_PROBLEM TO WORK ON_: Write out the records that appear below, verbatim and complete, but without pictures.
* begin *
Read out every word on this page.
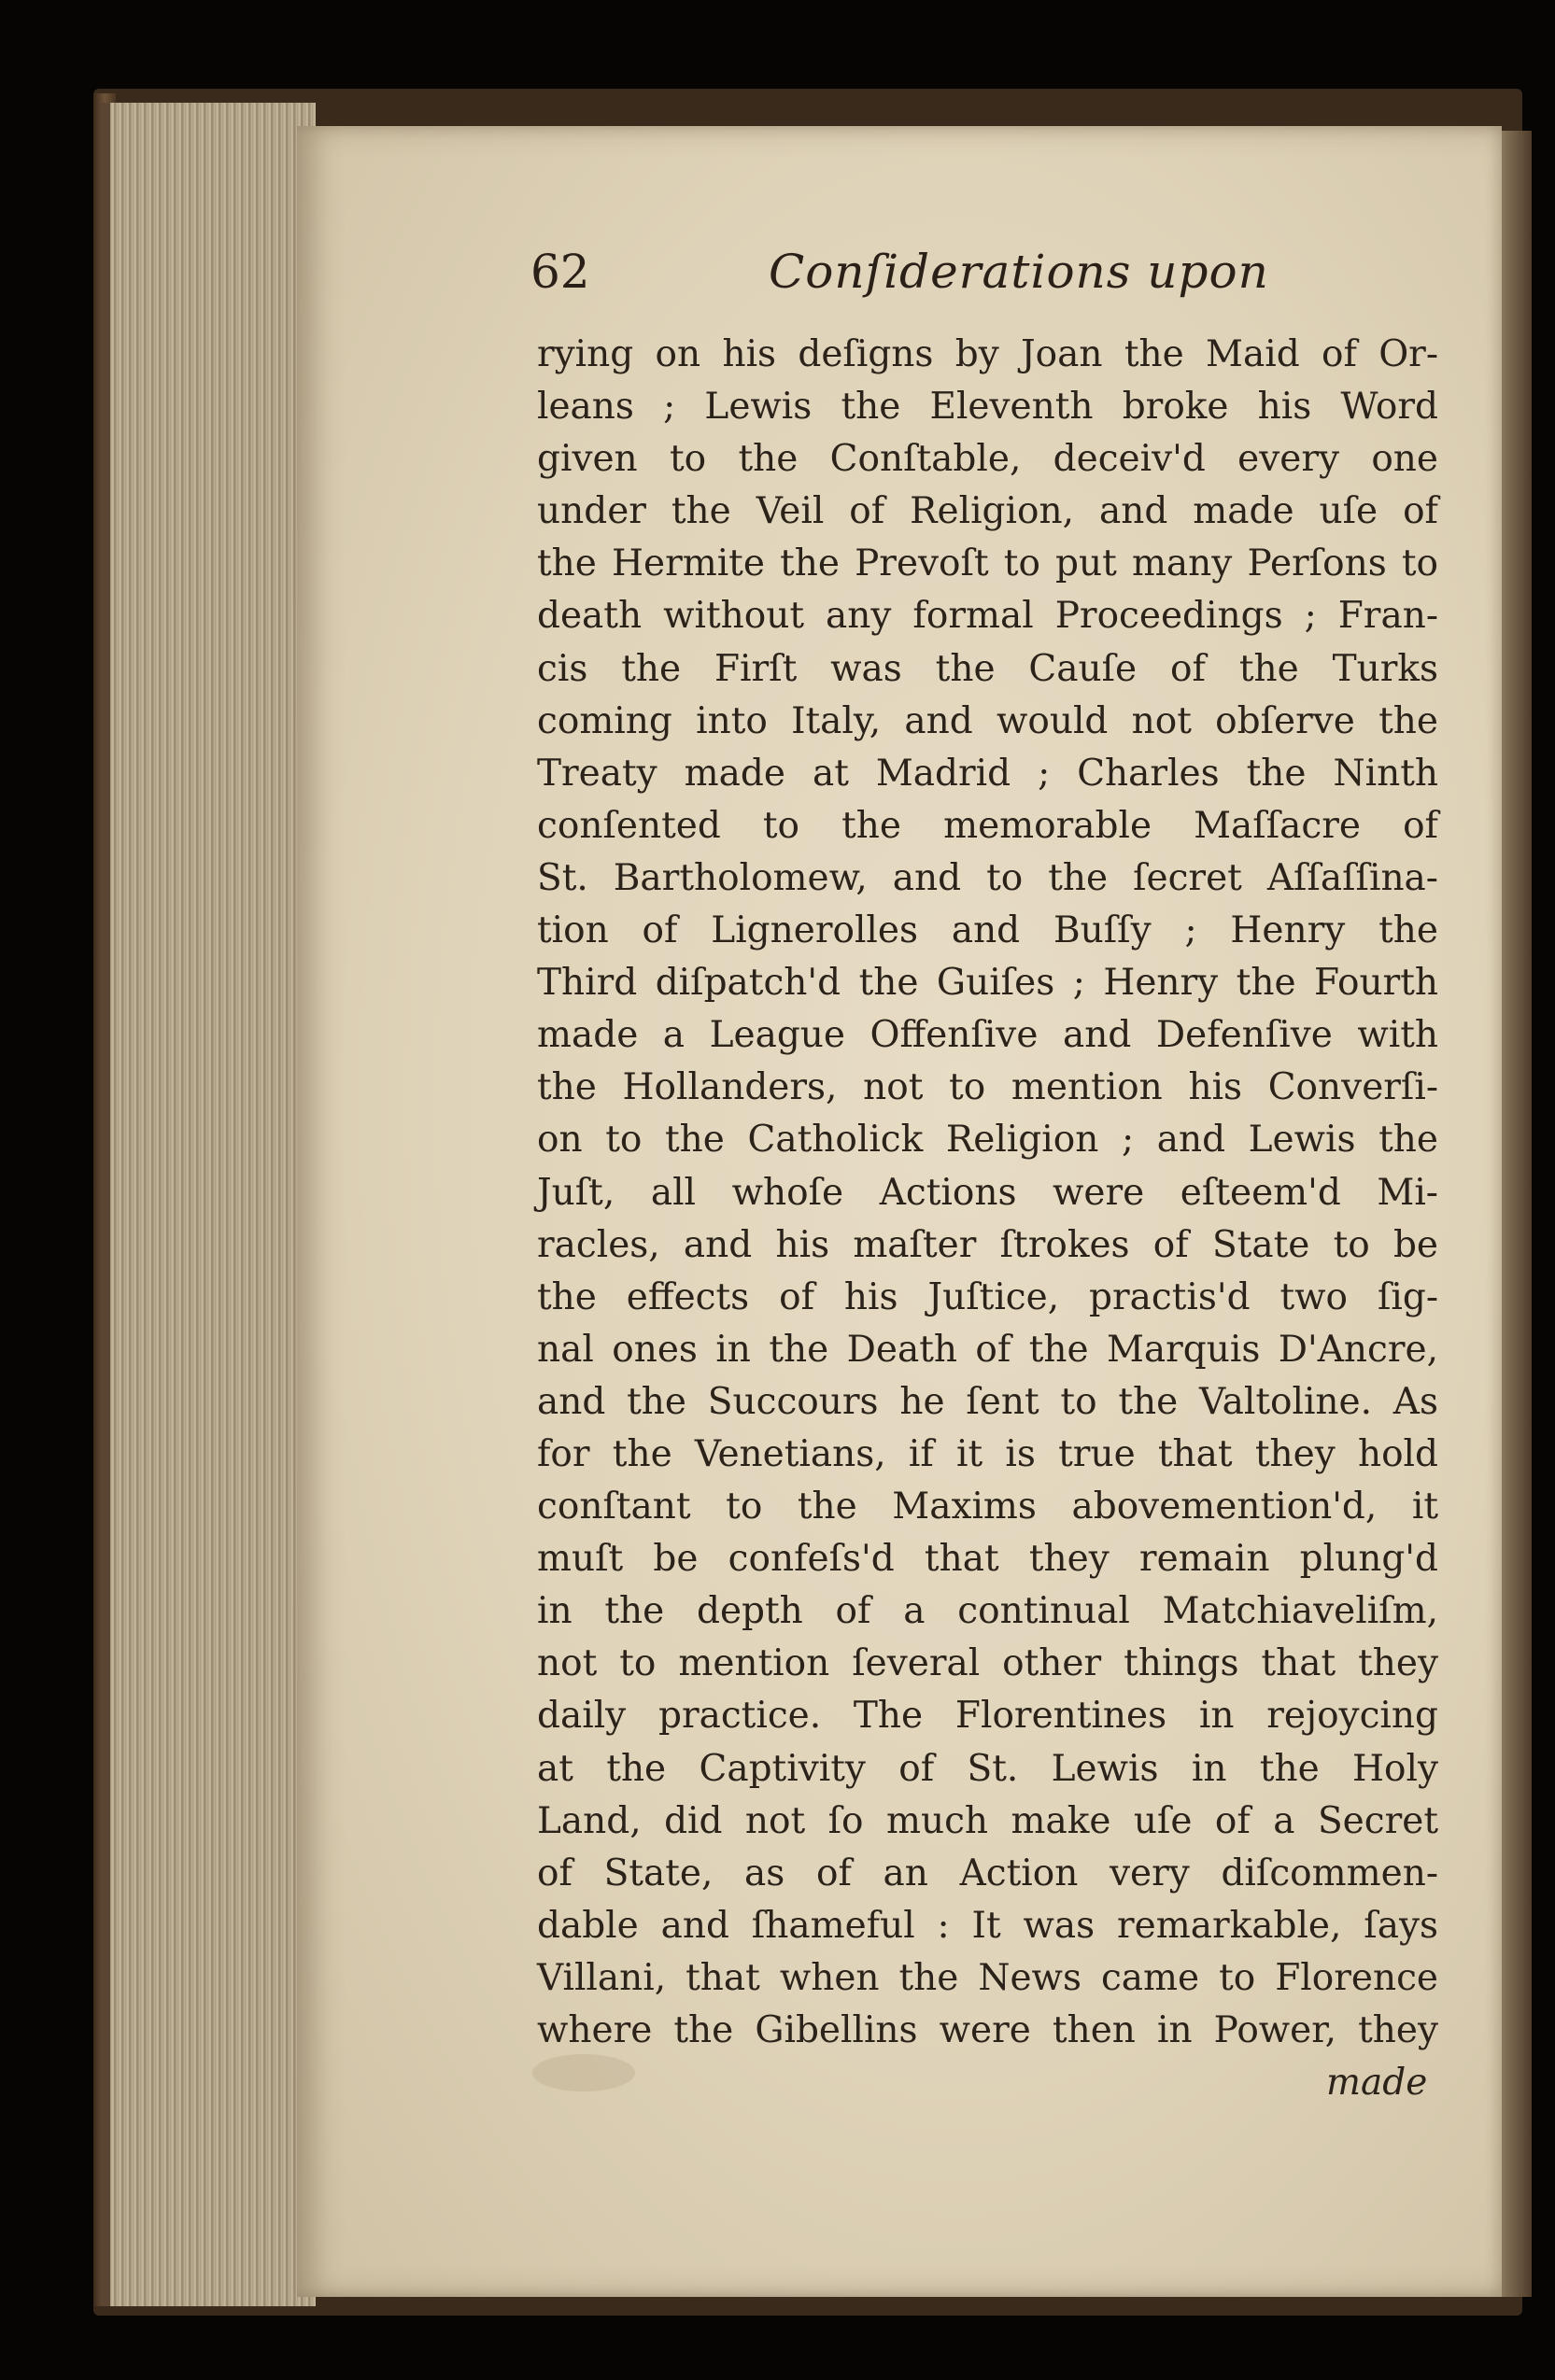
62	Conſiderations upon
rying on his deſigns by Joan the Maid of Or-
leans ; Lewis the Eleventh broke his Word
given to the Conſtable, deceiv'd every one
under the Veil of Religion, and made uſe of
the Hermite the Prevoſt to put many Perſons to
death without any formal Proceedings ; Fran-
cis the Firſt was the Cauſe of the Turks
coming into Italy, and would not obſerve the
Treaty made at Madrid ; Charles the Ninth
conſented to the memorable Maſſacre of
St. Bartholomew, and to the ſecret Aſſaſſina-
tion of Lignerolles and Buſſy ; Henry the
Third diſpatch'd the Guiſes ; Henry the Fourth
made a League Offenſive and Defenſive with
the Hollanders, not to mention his Converſi-
on to the Catholick Religion ; and Lewis the
Juſt, all whoſe Actions were eſteem'd Mi-
racles, and his maſter ſtrokes of State to be
the effects of his Juſtice, practis'd two ſig-
nal ones in the Death of the Marquis D'Ancre,
and the Succours he ſent to the Valtoline. As
for the Venetians, if it is true that they hold
conſtant to the Maxims abovemention'd, it
muſt be confeſs'd that they remain plung'd
in the depth of a continual Matchiaveliſm,
not to mention ſeveral other things that they
daily practice. The Florentines in rejoycing
at the Captivity of St. Lewis in the Holy
Land, did not ſo much make uſe of a Secret
of State, as of an Action very diſcommen-
dable and ſhameful : It was remarkable, ſays
Villani, that when the News came to Florence
where the Gibellins were then in Power, they
made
* end *
_RESULT FOR THIS EXERCISE_:
Read out every word on this page.
62	Conſiderations upon
rying on his deſigns by Joan the Maid of Or-
leans ; Lewis the Eleventh broke his Word
given to the Conſtable, deceiv'd every one
under the Veil of Religion, and made uſe of
the Hermite the Prevoſt to put many Perſons to
death without any formal Proceedings ; Fran-
cis the Firſt was the Cauſe of the Turks
coming into Italy, and would not obſerve the
Treaty made at Madrid ; Charles the Ninth
conſented to the memorable Maſſacre of
St. Bartholomew, and to the ſecret Aſſaſſina-
tion of Lignerolles and Buſſy ; Henry the
Third diſpatch'd the Guiſes ; Henry the Fourth
made a League Offenſive and Defenſive with
the Hollanders, not to mention his Converſi-
on to the Catholick Religion ; and Lewis the
Juſt, all whoſe Actions were eſteem'd Mi-
racles, and his maſter ſtrokes of State to be
the effects of his Juſtice, practis'd two ſig-
nal ones in the Death of the Marquis D'Ancre,
and the Succours he ſent to the Valtoline. As
for the Venetians, if it is true that they hold
conſtant to the Maxims abovemention'd, it
muſt be confeſs'd that they remain plung'd
in the depth of a continual Matchiaveliſm,
not to mention ſeveral other things that they
daily practice. The Florentines in rejoycing
at the Captivity of St. Lewis in the Holy
Land, did not ſo much make uſe of a Secret
of State, as of an Action very diſcommen-
dable and ſhameful : It was remarkable, ſays
Villani, that when the News came to Florence
where the Gibellins were then in Power, they
made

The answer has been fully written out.